> [The request] Give back every line exactly as it appears, pictures excluded.

-- Start Material to process --

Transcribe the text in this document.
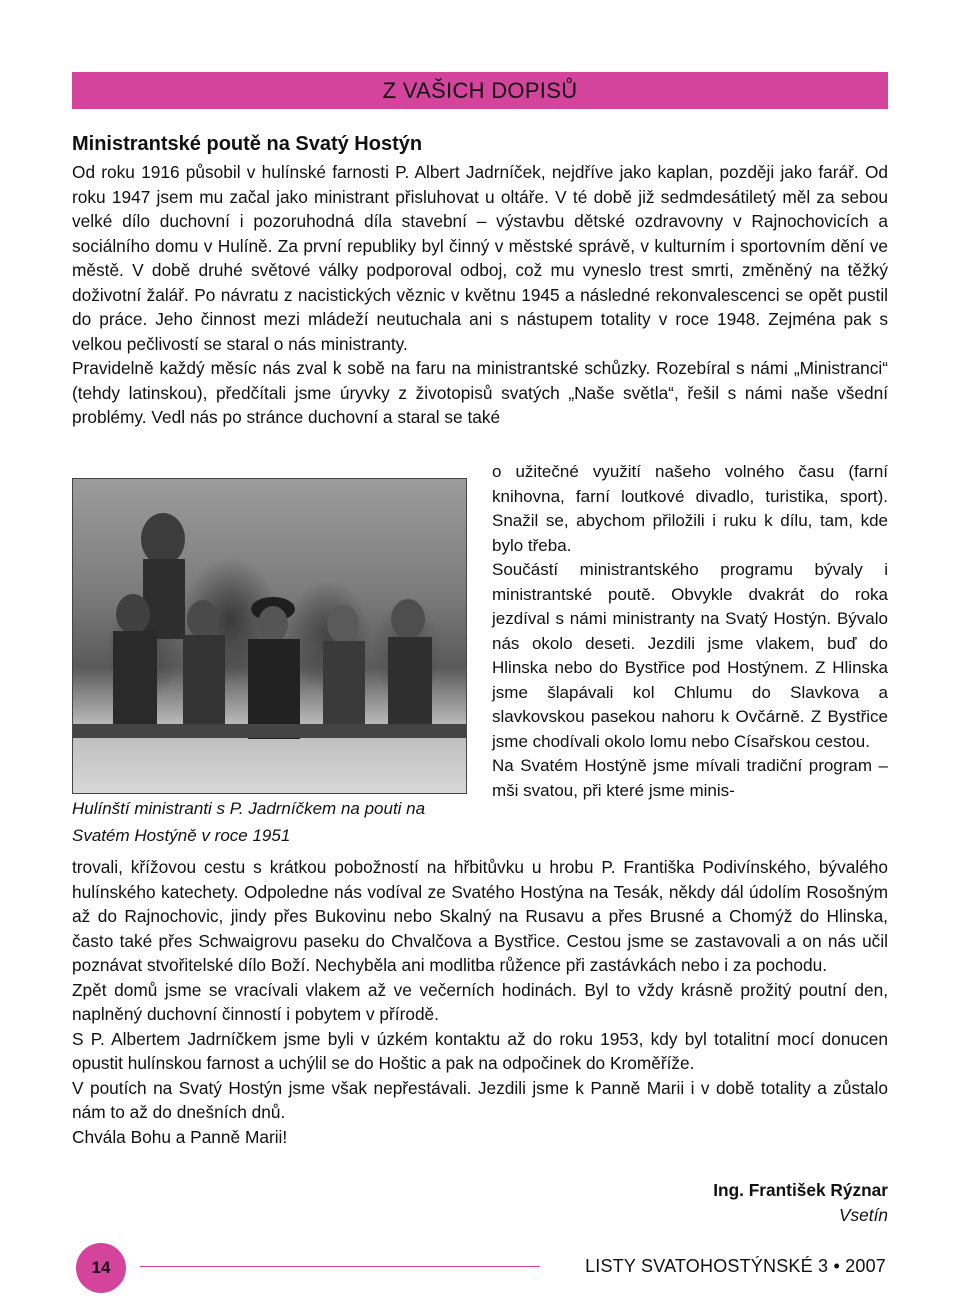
Z VAŠICH DOPISŮ
Ministrantské poutě na Svatý Hostýn

Od roku 1916 působil v hulínské farnosti P. Albert Jadrníček, nejdříve jako kaplan, později jako farář. Od roku 1947 jsem mu začal jako ministrant přisluhovat u oltáře. V té době již sedmdesátiletý měl za sebou velké dílo duchovní i pozoruhodná díla stavební – výstavbu dětské ozdravovny v Rajnochovicích a sociálního domu v Hulíně. Za první republiky byl činný v městské správě, v kulturním i sportovním dění ve městě. V době druhé světové války podporoval odboj, což mu vyneslo trest smrti, změněný na těžký doživotní žalář. Po návratu z nacistických věznic v květnu 1945 a následné rekonvalescenci se opět pustil do práce. Jeho činnost mezi mládeží neutuchala ani s nástupem totality v roce 1948. Zejména pak s velkou pečlivostí se staral o nás ministranty.

Pravidelně každý měsíc nás zval k sobě na faru na ministrantské schůzky. Rozebíral s námi „Ministranci“ (tehdy latinskou), předčítali jsme úryvky z životopisů svatých „Naše světla“, řešil s námi naše všední problémy. Vedl nás po stránce duchovní a staral se také

Hulínští ministranti s P. Jadrníčkem na pouti na Svatém Hostýně v roce 1951

o užitečné využití našeho volného času (farní knihovna, farní loutkové divadlo, turistika, sport). Snažil se, abychom přiložili i ruku k dílu, tam, kde bylo třeba.

Součástí ministrantského programu bývaly i ministrantské poutě. Obvykle dvakrát do roka jezdíval s námi ministranty na Svatý Hostýn. Bývalo nás okolo deseti. Jezdili jsme vlakem, buď do Hlinska nebo do Bystřice pod Hostýnem. Z Hlinska jsme šlapávali kol Chlumu do Slavkova a slavkovskou pasekou nahoru k Ovčárně. Z Bystřice jsme chodívali okolo lomu nebo Císařskou cestou.

Na Svatém Hostýně jsme mívali tradiční program – mši svatou, při které jsme minis-

trovali, křížovou cestu s krátkou pobožností na hřbitůvku u hrobu P. Františka Podivínského, bývalého hulínského katechety. Odpoledne nás vodíval ze Svatého Hostýna na Tesák, někdy dál údolím Rosošným až do Rajnochovic, jindy přes Bukovinu nebo Skalný na Rusavu a přes Brusné a Chomýž do Hlinska, často také přes Schwaigrovu paseku do Chvalčova a Bystřice. Cestou jsme se zastavovali a on nás učil poznávat stvořitelské dílo Boží. Nechyběla ani modlitba růžence při zastávkách nebo i za pochodu.

Zpět domů jsme se vracívali vlakem až ve večerních hodinách. Byl to vždy krásně prožitý poutní den, naplněný duchovní činností i pobytem v přírodě.

S P. Albertem Jadrníčkem jsme byli v úzkém kontaktu až do roku 1953, kdy byl totalitní mocí donucen opustit hulínskou farnost a uchýlil se do Hoštic a pak na odpočinek do Kroměříže.

V poutích na Svatý Hostýn jsme však nepřestávali. Jezdili jsme k Panně Marii i v době totality a zůstalo nám to až do dnešních dnů.

Chvála Bohu a Panně Marii!

Ing. František Rýznar
Vsetín
14	LISTY SVATOHOSTÝNSKÉ 3 • 2007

-- End Material to process --

> [Written solution]
Transcribe the text in this document.
Z VAŠICH DOPISŮ
Ministrantské poutě na Svatý Hostýn

Od roku 1916 působil v hulínské farnosti P. Albert Jadrníček, nejdříve jako kaplan, později jako farář. Od roku 1947 jsem mu začal jako ministrant přisluhovat u oltáře. V té době již sedmdesátiletý měl za sebou velké dílo duchovní i pozoruhodná díla stavební – výstavbu dětské ozdravovny v Rajnochovicích a sociálního domu v Hulíně. Za první republiky byl činný v městské správě, v kulturním i sportovním dění ve městě. V době druhé světové války podporoval odboj, což mu vyneslo trest smrti, změněný na těžký doživotní žalář. Po návratu z nacistických věznic v květnu 1945 a následné rekonvalescenci se opět pustil do práce. Jeho činnost mezi mládeží neutuchala ani s nástupem totality v roce 1948. Zejména pak s velkou pečlivostí se staral o nás ministranty.

Pravidelně každý měsíc nás zval k sobě na faru na ministrantské schůzky. Rozebíral s námi „Ministranci“ (tehdy latinskou), předčítali jsme úryvky z životopisů svatých „Naše světla“, řešil s námi naše všední problémy. Vedl nás po stránce duchovní a staral se také

Hulínští ministranti s P. Jadrníčkem na pouti na Svatém Hostýně v roce 1951

o užitečné využití našeho volného času (farní knihovna, farní loutkové divadlo, turistika, sport). Snažil se, abychom přiložili i ruku k dílu, tam, kde bylo třeba.

Součástí ministrantského programu bývaly i ministrantské poutě. Obvykle dvakrát do roka jezdíval s námi ministranty na Svatý Hostýn. Bývalo nás okolo deseti. Jezdili jsme vlakem, buď do Hlinska nebo do Bystřice pod Hostýnem. Z Hlinska jsme šlapávali kol Chlumu do Slavkova a slavkovskou pasekou nahoru k Ovčárně. Z Bystřice jsme chodívali okolo lomu nebo Císařskou cestou.

Na Svatém Hostýně jsme mívali tradiční program – mši svatou, při které jsme minis-

trovali, křížovou cestu s krátkou pobožností na hřbitůvku u hrobu P. Františka Podivínského, bývalého hulínského katechety. Odpoledne nás vodíval ze Svatého Hostýna na Tesák, někdy dál údolím Rosošným až do Rajnochovic, jindy přes Bukovinu nebo Skalný na Rusavu a přes Brusné a Chomýž do Hlinska, často také přes Schwaigrovu paseku do Chvalčova a Bystřice. Cestou jsme se zastavovali a on nás učil poznávat stvořitelské dílo Boží. Nechyběla ani modlitba růžence při zastávkách nebo i za pochodu.

Zpět domů jsme se vracívali vlakem až ve večerních hodinách. Byl to vždy krásně prožitý poutní den, naplněný duchovní činností i pobytem v přírodě.

S P. Albertem Jadrníčkem jsme byli v úzkém kontaktu až do roku 1953, kdy byl totalitní mocí donucen opustit hulínskou farnost a uchýlil se do Hoštic a pak na odpočinek do Kroměříže.

V poutích na Svatý Hostýn jsme však nepřestávali. Jezdili jsme k Panně Marii i v době totality a zůstalo nám to až do dnešních dnů.

Chvála Bohu a Panně Marii!

Ing. František Rýznar
Vsetín
14	LISTY SVATOHOSTÝNSKÉ 3 • 2007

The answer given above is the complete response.